▸ **What the exercise asks**
Restate the material word for word and leave out anything that is a picture.

* begin *

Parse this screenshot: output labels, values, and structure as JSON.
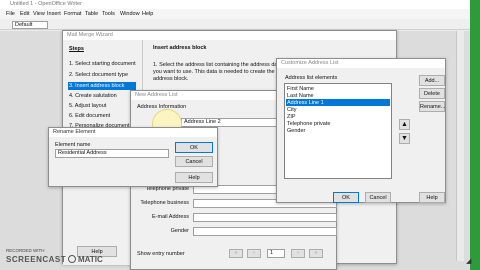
{
  "app": {
    "title": "Untitled 1 - OpenOffice Writer"
  },
  "menu": [
    "File",
    "Edit",
    "View",
    "Insert",
    "Format",
    "Table",
    "Tools",
    "Window",
    "Help"
  ],
  "toolbar": {
    "style_value": "Default"
  },
  "wizard": {
    "title": "Mail Merge Wizard",
    "steps_heading": "Steps",
    "steps": [
      "1. Select starting document",
      "2. Select document type",
      "3. Insert address block",
      "4. Create salutation",
      "5. Adjust layout",
      "6. Edit document",
      "7. Personalize document"
    ],
    "section_heading": "Insert address block",
    "instruction": "1. Select the address list containing the address data you want to use. This data is needed to create the address block.",
    "help_label": "Help"
  },
  "address_list": {
    "title": "New Address List",
    "heading": "Address Information",
    "first_field_value": "Address Line 2",
    "fields": [
      "Telephone private",
      "Telephone business",
      "E-mail Address",
      "Gender"
    ],
    "show_entry_label": "Show entry number",
    "entry_number": "1"
  },
  "customize": {
    "title": "Customize Address List",
    "list_label": "Address list elements",
    "items": [
      "First Name",
      "Last Name",
      "Address Line 1",
      "City",
      "ZIP",
      "Telephone private",
      "Gender"
    ],
    "selected_item": "Address Line 1",
    "add_label": "Add...",
    "delete_label": "Delete",
    "rename_label": "Rename...",
    "ok_label": "OK",
    "cancel_label": "Cancel",
    "help_label": "Help"
  },
  "rename": {
    "title": "Rename Element",
    "name_label": "Element name",
    "name_value": "Residential Address",
    "ok_label": "OK",
    "cancel_label": "Cancel",
    "help_label": "Help"
  },
  "watermark": {
    "line1": "RECORDED WITH",
    "line2": "SCREENCAST",
    "line3": "MATIC"
  },
  "colors": {
    "selection": "#0078d7",
    "highlight_circle": "#fff6b8",
    "titlebar_green": "#1e8f2e"
  }
}
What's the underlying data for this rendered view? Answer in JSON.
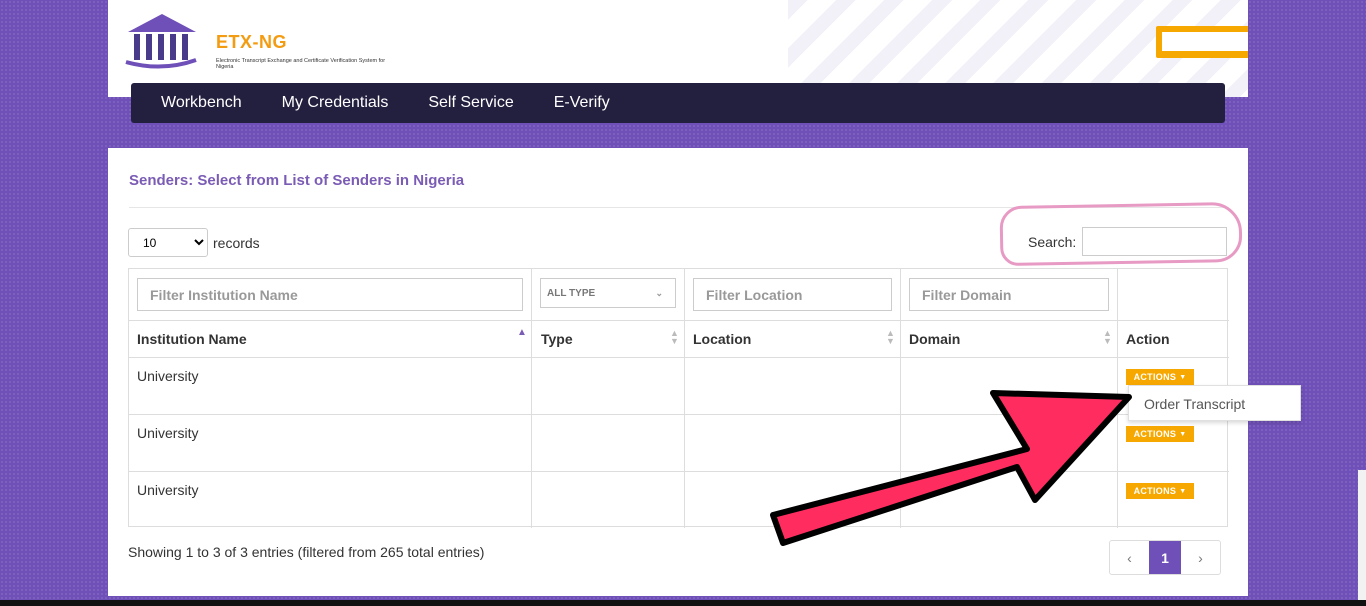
{
  "logo": {
    "name": "ETX-NG",
    "subtitle": "Electronic Transcript Exchange and Certificate Verification System for Nigeria"
  },
  "nav": {
    "items": [
      "Workbench",
      "My Credentials",
      "Self Service",
      "E-Verify"
    ]
  },
  "page": {
    "title": "Senders: Select from List of Senders in Nigeria",
    "records_value": "10",
    "records_label": "records",
    "search_label": "Search:",
    "search_value": ""
  },
  "filters": {
    "institution_placeholder": "Filter Institution Name",
    "type_value": "ALL TYPE",
    "location_placeholder": "Filter Location",
    "domain_placeholder": "Filter Domain"
  },
  "table": {
    "headers": [
      "Institution Name",
      "Type",
      "Location",
      "Domain",
      "Action"
    ],
    "rows": [
      {
        "institution": "University",
        "type": "",
        "location": "",
        "domain": "",
        "action": "ACTIONS"
      },
      {
        "institution": "University",
        "type": "",
        "location": "",
        "domain": "",
        "action": "ACTIONS"
      },
      {
        "institution": "University",
        "type": "",
        "location": "",
        "domain": "",
        "action": "ACTIONS"
      }
    ]
  },
  "dropdown": {
    "items": [
      "Order Transcript"
    ]
  },
  "footer": {
    "showing": "Showing 1 to 3 of 3 entries (filtered from 265 total entries)",
    "pager_prev": "‹",
    "pager_current": "1",
    "pager_next": "›"
  },
  "colors": {
    "accent": "#6f4fb8",
    "nav_bg": "#231f3f",
    "action": "#f7a800",
    "annotation": "#ff2d5f"
  }
}
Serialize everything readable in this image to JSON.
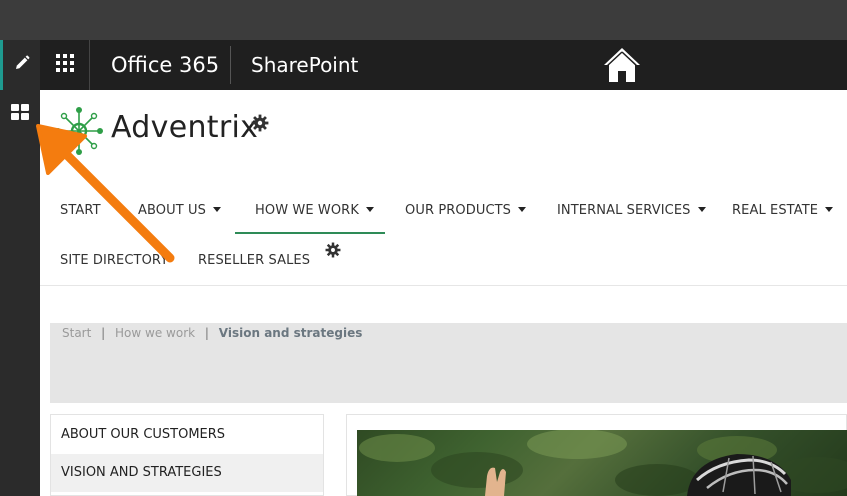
{
  "suite_bar": {
    "brand": "Office 365",
    "app": "SharePoint",
    "colors": {
      "background": "#1f1f1f",
      "accent": "#1e9a8f"
    }
  },
  "icons": {
    "edit": "pencil-icon",
    "waffle": "app-launcher-icon",
    "home": "home-icon",
    "rail": "grid-icon",
    "settings": "gear-icon",
    "logo": "network-node-icon"
  },
  "site": {
    "title": "Adventrix",
    "brand_color": "#2e9e47"
  },
  "nav": {
    "items": [
      {
        "label": "START",
        "has_dropdown": false
      },
      {
        "label": "ABOUT US",
        "has_dropdown": true
      },
      {
        "label": "HOW WE WORK",
        "has_dropdown": true,
        "active": true
      },
      {
        "label": "OUR PRODUCTS",
        "has_dropdown": true
      },
      {
        "label": "INTERNAL SERVICES",
        "has_dropdown": true
      },
      {
        "label": "REAL ESTATE",
        "has_dropdown": true
      },
      {
        "label": "SITE DIRECTORY",
        "has_dropdown": false
      },
      {
        "label": "RESELLER SALES",
        "has_dropdown": false
      }
    ],
    "active_color": "#2e8b57"
  },
  "breadcrumb": {
    "items": [
      "Start",
      "How we work"
    ],
    "separator": "|",
    "current": "Vision and strategies"
  },
  "side_menu": {
    "items": [
      "ABOUT OUR CUSTOMERS",
      "VISION AND STRATEGIES"
    ],
    "active_index": 1
  },
  "annotation": {
    "arrow_color": "#f47c0f"
  }
}
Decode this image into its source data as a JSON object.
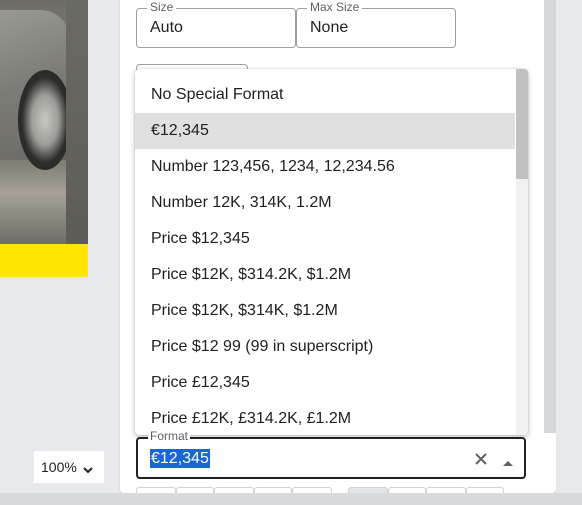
{
  "fields": {
    "size": {
      "label": "Size",
      "value": "Auto"
    },
    "max_size": {
      "label": "Max Size",
      "value": "None"
    }
  },
  "dropdown": {
    "selected_index": 1,
    "options": [
      "No Special Format",
      "€12,345",
      "Number 123,456, 1234, 12,234.56",
      "Number 12K, 314K, 1.2M",
      "Price $12,345",
      "Price $12K, $314.2K, $1.2M",
      "Price $12K, $314K, $1.2M",
      "Price $12 99 (99 in superscript)",
      "Price £12,345",
      "Price £12K, £314.2K, £1.2M"
    ]
  },
  "format": {
    "label": "Format",
    "value": "€12,345",
    "clear_icon": "close-icon",
    "toggle_icon": "arrow-up-icon"
  },
  "zoom": {
    "value": "100%",
    "icon": "chevron-down-icon"
  },
  "colors": {
    "selection_highlight": "#1967d2",
    "selected_option_bg": "#e0e0e0",
    "brand_yellow": "#ffe600"
  }
}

* end *

▸ **Task output**
Parse this screenshot: output labels, values, and structure as JSON.
{
  "app": {
    "title": "Untitled 1 - OpenOffice Writer"
  },
  "menu": [
    "File",
    "Edit",
    "View",
    "Insert",
    "Format",
    "Table",
    "Tools",
    "Window",
    "Help"
  ],
  "toolbar": {
    "style_value": "Default"
  },
  "wizard": {
    "title": "Mail Merge Wizard",
    "steps_heading": "Steps",
    "steps": [
      "1. Select starting document",
      "2. Select document type",
      "3. Insert address block",
      "4. Create salutation",
      "5. Adjust layout",
      "6. Edit document",
      "7. Personalize document"
    ],
    "section_heading": "Insert address block",
    "instruction": "1. Select the address list containing the address data you want to use. This data is needed to create the address block.",
    "help_label": "Help"
  },
  "address_list": {
    "title": "New Address List",
    "heading": "Address Information",
    "first_field_value": "Address Line 2",
    "fields": [
      "Telephone private",
      "Telephone business",
      "E-mail Address",
      "Gender"
    ],
    "show_entry_label": "Show entry number",
    "entry_number": "1"
  },
  "customize": {
    "title": "Customize Address List",
    "list_label": "Address list elements",
    "items": [
      "First Name",
      "Last Name",
      "Address Line 1",
      "City",
      "ZIP",
      "Telephone private",
      "Gender"
    ],
    "selected_item": "Address Line 1",
    "add_label": "Add...",
    "delete_label": "Delete",
    "rename_label": "Rename...",
    "ok_label": "OK",
    "cancel_label": "Cancel",
    "help_label": "Help"
  },
  "rename": {
    "title": "Rename Element",
    "name_label": "Element name",
    "name_value": "Residential Address",
    "ok_label": "OK",
    "cancel_label": "Cancel",
    "help_label": "Help"
  },
  "watermark": {
    "line1": "RECORDED WITH",
    "line2": "SCREENCAST",
    "line3": "MATIC"
  },
  "colors": {
    "selection": "#0078d7",
    "highlight_circle": "#fff6b8",
    "titlebar_green": "#1e8f2e"
  }
}
What's the underlying data for this rendered view? Answer in JSON.
{
  "logo": {
    "name": "ETX-NG",
    "subtitle": "Electronic Transcript Exchange and Certificate Verification System for Nigeria"
  },
  "nav": {
    "items": [
      "Workbench",
      "My Credentials",
      "Self Service",
      "E-Verify"
    ]
  },
  "page": {
    "title": "Senders: Select from List of Senders in Nigeria",
    "records_value": "10",
    "records_label": "records",
    "search_label": "Search:",
    "search_value": ""
  },
  "filters": {
    "institution_placeholder": "Filter Institution Name",
    "type_value": "ALL TYPE",
    "location_placeholder": "Filter Location",
    "domain_placeholder": "Filter Domain"
  },
  "table": {
    "headers": [
      "Institution Name",
      "Type",
      "Location",
      "Domain",
      "Action"
    ],
    "rows": [
      {
        "institution": "University",
        "type": "",
        "location": "",
        "domain": "",
        "action": "ACTIONS"
      },
      {
        "institution": "University",
        "type": "",
        "location": "",
        "domain": "",
        "action": "ACTIONS"
      },
      {
        "institution": "University",
        "type": "",
        "location": "",
        "domain": "",
        "action": "ACTIONS"
      }
    ]
  },
  "dropdown": {
    "items": [
      "Order Transcript"
    ]
  },
  "footer": {
    "showing": "Showing 1 to 3 of 3 entries (filtered from 265 total entries)",
    "pager_prev": "‹",
    "pager_current": "1",
    "pager_next": "›"
  },
  "colors": {
    "accent": "#6f4fb8",
    "nav_bg": "#231f3f",
    "action": "#f7a800",
    "annotation": "#ff2d5f"
  }
}
Serialize everything readable in this image to JSON.
{
  "suite_bar": {
    "brand": "Office 365",
    "app": "SharePoint",
    "colors": {
      "background": "#1f1f1f",
      "accent": "#1e9a8f"
    }
  },
  "icons": {
    "edit": "pencil-icon",
    "waffle": "app-launcher-icon",
    "home": "home-icon",
    "rail": "grid-icon",
    "settings": "gear-icon",
    "logo": "network-node-icon"
  },
  "site": {
    "title": "Adventrix",
    "brand_color": "#2e9e47"
  },
  "nav": {
    "items": [
      {
        "label": "START",
        "has_dropdown": false
      },
      {
        "label": "ABOUT US",
        "has_dropdown": true
      },
      {
        "label": "HOW WE WORK",
        "has_dropdown": true,
        "active": true
      },
      {
        "label": "OUR PRODUCTS",
        "has_dropdown": true
      },
      {
        "label": "INTERNAL SERVICES",
        "has_dropdown": true
      },
      {
        "label": "REAL ESTATE",
        "has_dropdown": true
      },
      {
        "label": "SITE DIRECTORY",
        "has_dropdown": false
      },
      {
        "label": "RESELLER SALES",
        "has_dropdown": false
      }
    ],
    "active_color": "#2e8b57"
  },
  "breadcrumb": {
    "items": [
      "Start",
      "How we work"
    ],
    "separator": "|",
    "current": "Vision and strategies"
  },
  "side_menu": {
    "items": [
      "ABOUT OUR CUSTOMERS",
      "VISION AND STRATEGIES"
    ],
    "active_index": 1
  },
  "annotation": {
    "arrow_color": "#f47c0f"
  }
}
Decode this image into its source data as a JSON object.
{
  "fields": {
    "size": {
      "label": "Size",
      "value": "Auto"
    },
    "max_size": {
      "label": "Max Size",
      "value": "None"
    }
  },
  "dropdown": {
    "selected_index": 1,
    "options": [
      "No Special Format",
      "€12,345",
      "Number 123,456, 1234, 12,234.56",
      "Number 12K, 314K, 1.2M",
      "Price $12,345",
      "Price $12K, $314.2K, $1.2M",
      "Price $12K, $314K, $1.2M",
      "Price $12 99 (99 in superscript)",
      "Price £12,345",
      "Price £12K, £314.2K, £1.2M"
    ]
  },
  "format": {
    "label": "Format",
    "value": "€12,345",
    "clear_icon": "close-icon",
    "toggle_icon": "arrow-up-icon"
  },
  "zoom": {
    "value": "100%",
    "icon": "chevron-down-icon"
  },
  "colors": {
    "selection_highlight": "#1967d2",
    "selected_option_bg": "#e0e0e0",
    "brand_yellow": "#ffe600"
  }
}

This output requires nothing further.